** Задания **
A - Отредактируйте отрывок из воспоминаний о Сарнове, начиная со слов «Прочитав статью, я» и заканчивая словами «что требует осмеяния.» включительно: приведите его заново, заменив «доступно» на «понятно».
B - Выпишите без изменений строки записей, начиная со строки с «wire output bottom» и заканчивая строкой с «label S2 bbox=[63, 80, 72, 92]» включительно.

---------- Текст

Умер Арбузов 20 апреля 1986 года (родился 26 мая 1908-го).
***
Бенедикт Михайлович Сарнов был моим добрым старшим товарищем, с которым мы особенно сблизились в последние два десятилетия, хотя знали друг друга полвека.
Я работал главным редактором газеты «Литература» Издательского Дома «Первое сентября» и не жалел для статей Сарнова газетной площади, знал, что увлекательные его литературные материалы будут не только интересны, но и полезны думающему учителю.
У меня в газете был легко вынимающийся из её середины вкладыш. Я назвал его «Семинарий» и отдавал целиком под какую-нибудь проблему школьного литературоведения, или под авторские уроки литературы, или под уроки литературы такого-то региона, или под сочинения учеников, которые мне присылали их учителя. «Семинарий» был немалого объёма: 2 печатных листа, то есть 80000 знаков с пробелами, как сосчитает вордовская статистика в компьютере. Бен Сарнов писал большие статьи. Они как раз занимали весь мой «Семинарий».
Но однажды он принёс работу о Шкловском, которая оказалась непомерно велика: вдвое больше «Семинария». В принципе от четырёхлистных материалов откажется любой отдел критики толстого журнала. Я так и сказал об этом Бену. Он ответил, что не против сокращений, но наметить их должен я.
Прочитав статью, я понял, что сокращать её – значит изуродовать. Если её печатать, то целиком. И я напечатал эту работу Сарнова в двух номерах. Это был единственный случай, когда материал, занявший в номере целиком весь «Семинарий», оповещал в конце: «Продолжение следует»!
Сейчас, когда моего товарища уже нет среди нас, можно смело сказать: это был один из выдающихся критиков и литературоведов советского и постсоветского периодов. А, может быть, и самый выдающийся. Он не увлекался, как многие, играми структурного литературоведения, хотя хорошо разбирался в его проблемах. Писал он легко и доступно. Порой в его работах попадались фразы, высказанные как бы в стилистике Зощенко – любимого писателя Бена. Но не потому, что он ему подражал. А потому что сигналил: речь сейчас пойдёт о том, что требует осмеяния.
Он напоминал мне ювелира, умеющего отличить и изобличить весьма умелую, мастерскую подделку под подлинник.

--------------------
---------- Исходные записи

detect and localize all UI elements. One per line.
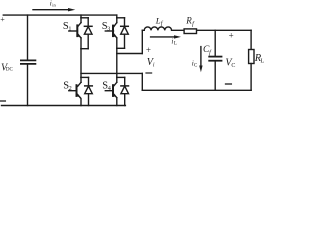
wire output bottom rail bbox=[142, 89, 251, 91]
svg-text:+: + bbox=[0, 15, 5, 24]
label Vi minus bbox=[146, 72, 152, 74]
label Vc plus bbox=[229, 30, 234, 40]
label S4 bbox=[102, 80, 111, 92]
arrow i_L bbox=[151, 35, 181, 38]
label S2 bbox=[63, 80, 72, 92]
node S1 cell bottom bar bbox=[81, 48, 88, 50]
wire output tap (S3 bottom to filter) bbox=[117, 53, 143, 55]
svg-text:L: L bbox=[174, 40, 177, 46]
inductor Lf bbox=[144, 27, 171, 30]
transistor Q S2 (IGBT) bbox=[69, 77, 81, 105]
svg-text:C: C bbox=[231, 63, 235, 69]
transistor Q S4 (IGBT) bbox=[105, 77, 117, 105]
label Rf bbox=[185, 16, 195, 28]
svg-text:f: f bbox=[161, 20, 164, 27]
wire midpoint bus (legs to Vi minus) bbox=[81, 72, 142, 74]
svg-text:f: f bbox=[209, 49, 212, 56]
wire left leg middle bbox=[80, 49, 82, 78]
wire filter riser bbox=[141, 30, 143, 53]
wire right leg middle bbox=[116, 48, 118, 77]
label i_L bbox=[171, 38, 177, 47]
svg-text:1: 1 bbox=[68, 25, 71, 32]
label Vi plus bbox=[146, 45, 151, 55]
svg-text:f: f bbox=[192, 20, 195, 27]
capacitor Cf branch bbox=[209, 30, 221, 90]
wire top DC bus bbox=[3, 14, 117, 16]
node S3 cell top bar bbox=[117, 17, 125, 19]
svg-text:i: i bbox=[153, 62, 155, 68]
svg-text:L: L bbox=[260, 57, 264, 64]
svg-text:DC: DC bbox=[6, 67, 14, 72]
label S1 bbox=[63, 21, 72, 33]
label S3 bbox=[102, 21, 111, 33]
node - terminal (input minus) bbox=[0, 100, 5, 102]
label Vdc bbox=[1, 63, 14, 74]
diode D4 (antiparallel) bbox=[121, 77, 129, 105]
capacitor DC-link (Vdc) bbox=[21, 15, 36, 105]
svg-text:C: C bbox=[194, 63, 198, 69]
node S2 cell top bar bbox=[81, 76, 89, 78]
diode D1 (antiparallel) bbox=[84, 18, 92, 49]
label Vc bbox=[225, 58, 235, 69]
wire bottom DC bus bbox=[2, 105, 126, 107]
label Cf bbox=[203, 45, 212, 56]
label i_C bbox=[192, 60, 198, 69]
resistor Rf bbox=[184, 29, 196, 34]
label RL bbox=[254, 53, 265, 64]
resistor RL (load) bbox=[249, 30, 254, 90]
wire Vi minus drop bbox=[141, 73, 143, 90]
diode D3 (antiparallel) bbox=[121, 18, 129, 49]
arrow i_C bbox=[199, 47, 202, 73]
label Vc minus bbox=[226, 83, 232, 85]
node S4 cell top bar bbox=[117, 76, 125, 78]
node + terminal (input plus) bbox=[0, 15, 5, 24]
svg-text:+: + bbox=[146, 45, 151, 55]
svg-text:2: 2 bbox=[69, 85, 72, 92]
label Lf bbox=[155, 15, 164, 27]
wire left leg upper stub bbox=[80, 15, 82, 18]
svg-text:+: + bbox=[229, 30, 234, 40]
node S3 cell bottom bar bbox=[117, 47, 125, 49]
node S1 cell top bar bbox=[81, 17, 88, 19]
label i_in bbox=[50, 0, 57, 8]
diode D2 (antiparallel) bbox=[85, 77, 93, 105]
svg-text:in: in bbox=[52, 2, 56, 7]
transistor Q S1 (IGBT) bbox=[69, 18, 81, 49]
arrow i_in bbox=[33, 8, 75, 11]
transistor Q S3 (IGBT) bbox=[105, 18, 117, 49]
wire right leg upper stub bbox=[116, 15, 118, 18]
label Vi bbox=[147, 57, 155, 68]
wire output top line bbox=[142, 29, 251, 31]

--------------------

** Ожидаемые ответы **
A -
Прочитав статью, я понял, что сокращать её – значит изуродовать. Если её печатать, то целиком. И я напечатал эту работу Сарнова в двух номерах. Это был единственный случай, когда материал, занявший в номере целиком весь «Семинарий», оповещал в конце: «Продолжение следует»!
Сейчас, когда моего товарища уже нет среди нас, можно смело сказать: это был один из выдающихся критиков и литературоведов советского и постсоветского периодов. А, может быть, и самый выдающийся. Он не увлекался, как многие, играми структурного литературоведения, хотя хорошо разбирался в его проблемах. Писал он легко и понятно. Порой в его работах попадались фразы, высказанные как бы в стилистике Зощенко – любимого писателя Бена. Но не потому, что он ему подражал. А потому что сигналил: речь сейчас пойдёт о том, что требует осмеяния.

B -
wire output bottom rail bbox=[142, 89, 251, 91]
svg-text:+: + bbox=[0, 15, 5, 24]
label Vi minus bbox=[146, 72, 152, 74]
label Vc plus bbox=[229, 30, 234, 40]
label S4 bbox=[102, 80, 111, 92]
arrow i_L bbox=[151, 35, 181, 38]
label S2 bbox=[63, 80, 72, 92]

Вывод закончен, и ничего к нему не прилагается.